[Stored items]
☆ ☆ ☆

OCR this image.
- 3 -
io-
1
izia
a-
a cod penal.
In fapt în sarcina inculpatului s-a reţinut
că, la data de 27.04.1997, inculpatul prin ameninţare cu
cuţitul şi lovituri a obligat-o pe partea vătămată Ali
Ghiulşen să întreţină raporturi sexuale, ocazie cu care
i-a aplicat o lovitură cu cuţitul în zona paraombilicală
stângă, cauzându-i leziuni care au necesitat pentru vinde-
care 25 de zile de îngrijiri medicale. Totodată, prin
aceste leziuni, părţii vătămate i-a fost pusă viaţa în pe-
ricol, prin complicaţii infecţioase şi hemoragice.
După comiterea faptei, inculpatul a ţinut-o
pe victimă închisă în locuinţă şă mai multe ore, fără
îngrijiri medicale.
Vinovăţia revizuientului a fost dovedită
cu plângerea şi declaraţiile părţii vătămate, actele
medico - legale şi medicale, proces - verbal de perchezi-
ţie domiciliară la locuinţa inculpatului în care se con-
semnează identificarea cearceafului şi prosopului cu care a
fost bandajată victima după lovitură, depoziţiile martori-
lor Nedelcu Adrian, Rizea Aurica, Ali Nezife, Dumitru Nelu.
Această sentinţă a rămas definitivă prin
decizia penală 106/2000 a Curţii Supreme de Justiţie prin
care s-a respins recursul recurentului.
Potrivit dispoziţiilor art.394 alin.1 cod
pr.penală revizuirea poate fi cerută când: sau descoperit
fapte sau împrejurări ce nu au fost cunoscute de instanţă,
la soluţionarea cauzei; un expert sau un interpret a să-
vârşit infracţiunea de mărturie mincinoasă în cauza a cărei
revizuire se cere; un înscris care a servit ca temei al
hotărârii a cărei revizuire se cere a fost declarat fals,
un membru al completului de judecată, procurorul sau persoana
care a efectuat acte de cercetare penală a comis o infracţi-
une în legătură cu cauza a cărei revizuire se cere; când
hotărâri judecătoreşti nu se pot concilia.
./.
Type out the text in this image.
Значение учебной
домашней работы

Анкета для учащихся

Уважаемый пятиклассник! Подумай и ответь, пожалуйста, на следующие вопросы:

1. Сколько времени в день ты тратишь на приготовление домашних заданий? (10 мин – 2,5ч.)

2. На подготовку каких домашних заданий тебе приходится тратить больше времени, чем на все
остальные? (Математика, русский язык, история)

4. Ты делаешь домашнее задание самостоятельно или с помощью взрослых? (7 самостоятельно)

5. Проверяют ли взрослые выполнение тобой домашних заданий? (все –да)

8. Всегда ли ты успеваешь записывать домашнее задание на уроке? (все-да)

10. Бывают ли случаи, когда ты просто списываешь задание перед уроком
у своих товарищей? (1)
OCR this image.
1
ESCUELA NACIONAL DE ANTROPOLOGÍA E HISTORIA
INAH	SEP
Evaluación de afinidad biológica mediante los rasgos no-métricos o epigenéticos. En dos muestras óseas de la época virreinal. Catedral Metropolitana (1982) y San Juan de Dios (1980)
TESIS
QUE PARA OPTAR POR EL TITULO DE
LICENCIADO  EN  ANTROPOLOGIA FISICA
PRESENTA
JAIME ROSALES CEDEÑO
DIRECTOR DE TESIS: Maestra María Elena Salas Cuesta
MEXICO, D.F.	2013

☆ ☆ ☆

» Set exercise
Make a verbatim copy of every entry shown above.

» Output
OCR this image.
- 3 -
io-
1
izia
a-
a cod penal.
In fapt în sarcina inculpatului s-a reţinut
că, la data de 27.04.1997, inculpatul prin ameninţare cu
cuţitul şi lovituri a obligat-o pe partea vătămată Ali
Ghiulşen să întreţină raporturi sexuale, ocazie cu care
i-a aplicat o lovitură cu cuţitul în zona paraombilicală
stângă, cauzându-i leziuni care au necesitat pentru vinde-
care 25 de zile de îngrijiri medicale. Totodată, prin
aceste leziuni, părţii vătămate i-a fost pusă viaţa în pe-
ricol, prin complicaţii infecţioase şi hemoragice.
După comiterea faptei, inculpatul a ţinut-o
pe victimă închisă în locuinţă şă mai multe ore, fără
îngrijiri medicale.
Vinovăţia revizuientului a fost dovedită
cu plângerea şi declaraţiile părţii vătămate, actele
medico - legale şi medicale, proces - verbal de perchezi-
ţie domiciliară la locuinţa inculpatului în care se con-
semnează identificarea cearceafului şi prosopului cu care a
fost bandajată victima după lovitură, depoziţiile martori-
lor Nedelcu Adrian, Rizea Aurica, Ali Nezife, Dumitru Nelu.
Această sentinţă a rămas definitivă prin
decizia penală 106/2000 a Curţii Supreme de Justiţie prin
care s-a respins recursul recurentului.
Potrivit dispoziţiilor art.394 alin.1 cod
pr.penală revizuirea poate fi cerută când: sau descoperit
fapte sau împrejurări ce nu au fost cunoscute de instanţă,
la soluţionarea cauzei; un expert sau un interpret a să-
vârşit infracţiunea de mărturie mincinoasă în cauza a cărei
revizuire se cere; un înscris care a servit ca temei al
hotărârii a cărei revizuire se cere a fost declarat fals,
un membru al completului de judecată, procurorul sau persoana
care a efectuat acte de cercetare penală a comis o infracţi-
une în legătură cu cauza a cărei revizuire se cere; când
hotărâri judecătoreşti nu se pot concilia.
./.
Type out the text in this image.
Значение учебной
домашней работы

Анкета для учащихся

Уважаемый пятиклассник! Подумай и ответь, пожалуйста, на следующие вопросы:

1. Сколько времени в день ты тратишь на приготовление домашних заданий? (10 мин – 2,5ч.)

2. На подготовку каких домашних заданий тебе приходится тратить больше времени, чем на все
остальные? (Математика, русский язык, история)

4. Ты делаешь домашнее задание самостоятельно или с помощью взрослых? (7 самостоятельно)

5. Проверяют ли взрослые выполнение тобой домашних заданий? (все –да)

8. Всегда ли ты успеваешь записывать домашнее задание на уроке? (все-да)

10. Бывают ли случаи, когда ты просто списываешь задание перед уроком
у своих товарищей? (1)
OCR this image.
1
ESCUELA NACIONAL DE ANTROPOLOGÍA E HISTORIA
INAH	SEP
Evaluación de afinidad biológica mediante los rasgos no-métricos o epigenéticos. En dos muestras óseas de la época virreinal. Catedral Metropolitana (1982) y San Juan de Dios (1980)
TESIS
QUE PARA OPTAR POR EL TITULO DE
LICENCIADO  EN  ANTROPOLOGIA FISICA
PRESENTA
JAIME ROSALES CEDEÑO
DIRECTOR DE TESIS: Maestra María Elena Salas Cuesta
MEXICO, D.F.	2013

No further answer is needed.